> [WORK REQUIRED]:
Make an exact copy of all the entries, with the pictures left out.

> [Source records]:
········

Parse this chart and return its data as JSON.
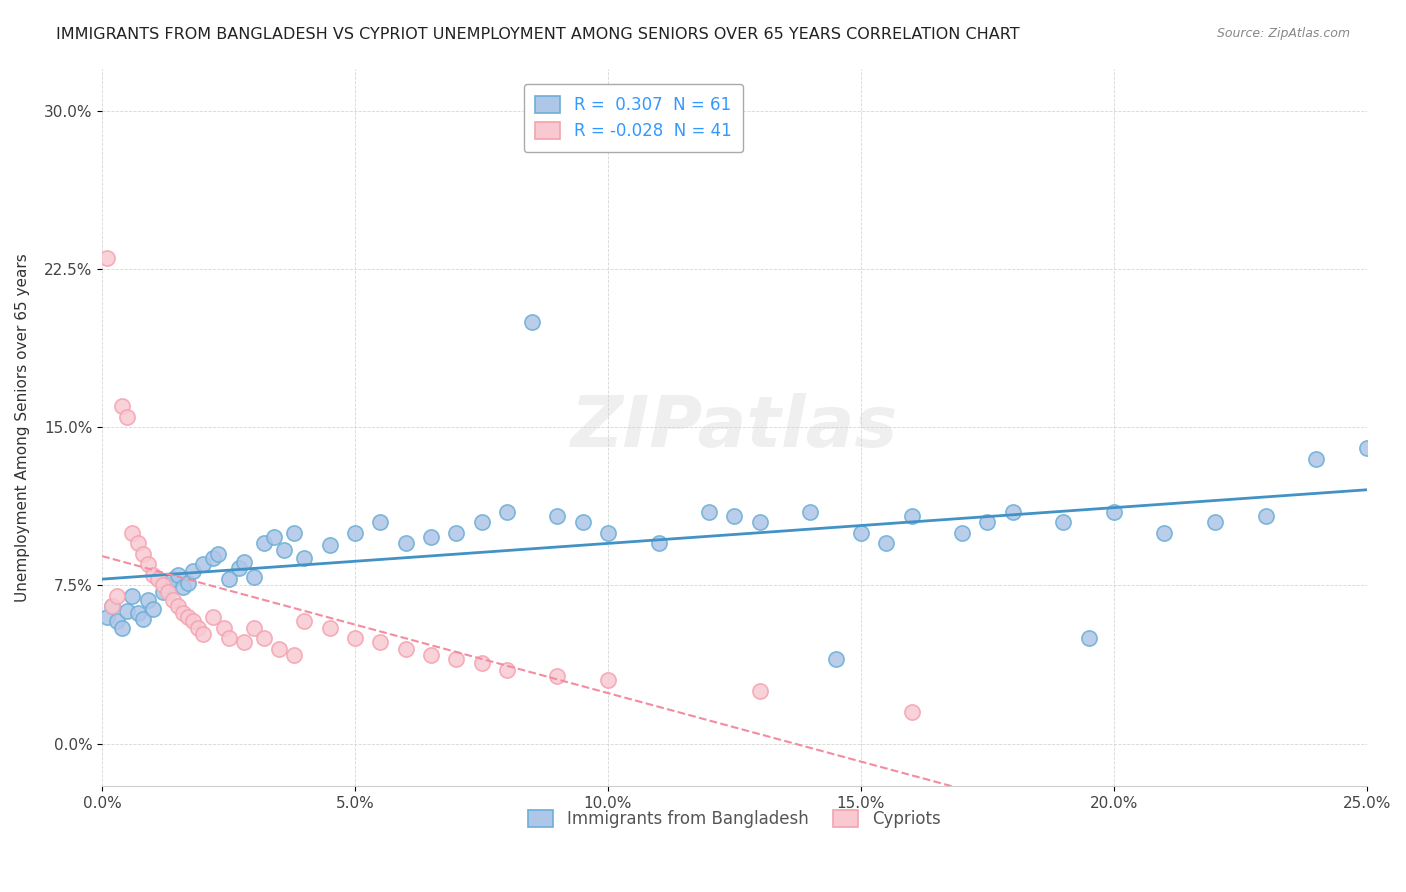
{
  "title": "IMMIGRANTS FROM BANGLADESH VS CYPRIOT UNEMPLOYMENT AMONG SENIORS OVER 65 YEARS CORRELATION CHART",
  "source": "Source: ZipAtlas.com",
  "xlabel": "",
  "ylabel": "Unemployment Among Seniors over 65 years",
  "xlim": [
    0.0,
    0.25
  ],
  "ylim": [
    -0.02,
    0.32
  ],
  "xticks": [
    0.0,
    0.05,
    0.1,
    0.15,
    0.2,
    0.25
  ],
  "yticks": [
    0.0,
    0.075,
    0.15,
    0.225,
    0.3
  ],
  "xtick_labels": [
    "0.0%",
    "5.0%",
    "10.0%",
    "15.0%",
    "20.0%",
    "25.0%"
  ],
  "ytick_labels": [
    "0.0%",
    "7.5%",
    "15.0%",
    "22.5%",
    "30.0%"
  ],
  "legend_r1": "R =  0.307",
  "legend_n1": "N = 61",
  "legend_r2": "R = -0.028",
  "legend_n2": "N = 41",
  "blue_color": "#6baed6",
  "blue_fill": "#aec6e8",
  "pink_color": "#f4a3b0",
  "pink_fill": "#f9c9d2",
  "blue_line_color": "#4292c6",
  "pink_line_color": "#f48ca0",
  "watermark": "ZIPatlas",
  "blue_scatter_x": [
    0.001,
    0.002,
    0.003,
    0.004,
    0.005,
    0.006,
    0.007,
    0.008,
    0.009,
    0.01,
    0.012,
    0.013,
    0.014,
    0.015,
    0.016,
    0.017,
    0.018,
    0.02,
    0.022,
    0.023,
    0.025,
    0.027,
    0.028,
    0.03,
    0.032,
    0.034,
    0.036,
    0.038,
    0.04,
    0.045,
    0.05,
    0.055,
    0.06,
    0.065,
    0.07,
    0.075,
    0.08,
    0.09,
    0.095,
    0.1,
    0.11,
    0.12,
    0.125,
    0.13,
    0.14,
    0.15,
    0.155,
    0.16,
    0.17,
    0.175,
    0.18,
    0.19,
    0.2,
    0.21,
    0.22,
    0.23,
    0.24,
    0.25,
    0.195,
    0.085,
    0.145
  ],
  "blue_scatter_y": [
    0.06,
    0.065,
    0.058,
    0.055,
    0.063,
    0.07,
    0.062,
    0.059,
    0.068,
    0.064,
    0.072,
    0.075,
    0.078,
    0.08,
    0.074,
    0.076,
    0.082,
    0.085,
    0.088,
    0.09,
    0.078,
    0.083,
    0.086,
    0.079,
    0.095,
    0.098,
    0.092,
    0.1,
    0.088,
    0.094,
    0.1,
    0.105,
    0.095,
    0.098,
    0.1,
    0.105,
    0.11,
    0.108,
    0.105,
    0.1,
    0.095,
    0.11,
    0.108,
    0.105,
    0.11,
    0.1,
    0.095,
    0.108,
    0.1,
    0.105,
    0.11,
    0.105,
    0.11,
    0.1,
    0.105,
    0.108,
    0.135,
    0.14,
    0.05,
    0.2,
    0.04
  ],
  "pink_scatter_x": [
    0.001,
    0.002,
    0.003,
    0.004,
    0.005,
    0.006,
    0.007,
    0.008,
    0.009,
    0.01,
    0.011,
    0.012,
    0.013,
    0.014,
    0.015,
    0.016,
    0.017,
    0.018,
    0.019,
    0.02,
    0.022,
    0.024,
    0.025,
    0.028,
    0.03,
    0.032,
    0.035,
    0.038,
    0.04,
    0.045,
    0.05,
    0.055,
    0.06,
    0.065,
    0.07,
    0.075,
    0.08,
    0.09,
    0.1,
    0.13,
    0.16
  ],
  "pink_scatter_y": [
    0.23,
    0.065,
    0.07,
    0.16,
    0.155,
    0.1,
    0.095,
    0.09,
    0.085,
    0.08,
    0.078,
    0.075,
    0.072,
    0.068,
    0.065,
    0.062,
    0.06,
    0.058,
    0.055,
    0.052,
    0.06,
    0.055,
    0.05,
    0.048,
    0.055,
    0.05,
    0.045,
    0.042,
    0.058,
    0.055,
    0.05,
    0.048,
    0.045,
    0.042,
    0.04,
    0.038,
    0.035,
    0.032,
    0.03,
    0.025,
    0.015
  ]
}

········

> [WRITTEN SOLUTION]:
Parse this chart and return its data as JSON.
{
  "title": "IMMIGRANTS FROM BANGLADESH VS CYPRIOT UNEMPLOYMENT AMONG SENIORS OVER 65 YEARS CORRELATION CHART",
  "source": "Source: ZipAtlas.com",
  "xlabel": "",
  "ylabel": "Unemployment Among Seniors over 65 years",
  "xlim": [
    0.0,
    0.25
  ],
  "ylim": [
    -0.02,
    0.32
  ],
  "xticks": [
    0.0,
    0.05,
    0.1,
    0.15,
    0.2,
    0.25
  ],
  "yticks": [
    0.0,
    0.075,
    0.15,
    0.225,
    0.3
  ],
  "xtick_labels": [
    "0.0%",
    "5.0%",
    "10.0%",
    "15.0%",
    "20.0%",
    "25.0%"
  ],
  "ytick_labels": [
    "0.0%",
    "7.5%",
    "15.0%",
    "22.5%",
    "30.0%"
  ],
  "legend_r1": "R =  0.307",
  "legend_n1": "N = 61",
  "legend_r2": "R = -0.028",
  "legend_n2": "N = 41",
  "blue_color": "#6baed6",
  "blue_fill": "#aec6e8",
  "pink_color": "#f4a3b0",
  "pink_fill": "#f9c9d2",
  "blue_line_color": "#4292c6",
  "pink_line_color": "#f48ca0",
  "watermark": "ZIPatlas",
  "blue_scatter_x": [
    0.001,
    0.002,
    0.003,
    0.004,
    0.005,
    0.006,
    0.007,
    0.008,
    0.009,
    0.01,
    0.012,
    0.013,
    0.014,
    0.015,
    0.016,
    0.017,
    0.018,
    0.02,
    0.022,
    0.023,
    0.025,
    0.027,
    0.028,
    0.03,
    0.032,
    0.034,
    0.036,
    0.038,
    0.04,
    0.045,
    0.05,
    0.055,
    0.06,
    0.065,
    0.07,
    0.075,
    0.08,
    0.09,
    0.095,
    0.1,
    0.11,
    0.12,
    0.125,
    0.13,
    0.14,
    0.15,
    0.155,
    0.16,
    0.17,
    0.175,
    0.18,
    0.19,
    0.2,
    0.21,
    0.22,
    0.23,
    0.24,
    0.25,
    0.195,
    0.085,
    0.145
  ],
  "blue_scatter_y": [
    0.06,
    0.065,
    0.058,
    0.055,
    0.063,
    0.07,
    0.062,
    0.059,
    0.068,
    0.064,
    0.072,
    0.075,
    0.078,
    0.08,
    0.074,
    0.076,
    0.082,
    0.085,
    0.088,
    0.09,
    0.078,
    0.083,
    0.086,
    0.079,
    0.095,
    0.098,
    0.092,
    0.1,
    0.088,
    0.094,
    0.1,
    0.105,
    0.095,
    0.098,
    0.1,
    0.105,
    0.11,
    0.108,
    0.105,
    0.1,
    0.095,
    0.11,
    0.108,
    0.105,
    0.11,
    0.1,
    0.095,
    0.108,
    0.1,
    0.105,
    0.11,
    0.105,
    0.11,
    0.1,
    0.105,
    0.108,
    0.135,
    0.14,
    0.05,
    0.2,
    0.04
  ],
  "pink_scatter_x": [
    0.001,
    0.002,
    0.003,
    0.004,
    0.005,
    0.006,
    0.007,
    0.008,
    0.009,
    0.01,
    0.011,
    0.012,
    0.013,
    0.014,
    0.015,
    0.016,
    0.017,
    0.018,
    0.019,
    0.02,
    0.022,
    0.024,
    0.025,
    0.028,
    0.03,
    0.032,
    0.035,
    0.038,
    0.04,
    0.045,
    0.05,
    0.055,
    0.06,
    0.065,
    0.07,
    0.075,
    0.08,
    0.09,
    0.1,
    0.13,
    0.16
  ],
  "pink_scatter_y": [
    0.23,
    0.065,
    0.07,
    0.16,
    0.155,
    0.1,
    0.095,
    0.09,
    0.085,
    0.08,
    0.078,
    0.075,
    0.072,
    0.068,
    0.065,
    0.062,
    0.06,
    0.058,
    0.055,
    0.052,
    0.06,
    0.055,
    0.05,
    0.048,
    0.055,
    0.05,
    0.045,
    0.042,
    0.058,
    0.055,
    0.05,
    0.048,
    0.045,
    0.042,
    0.04,
    0.038,
    0.035,
    0.032,
    0.03,
    0.025,
    0.015
  ]
}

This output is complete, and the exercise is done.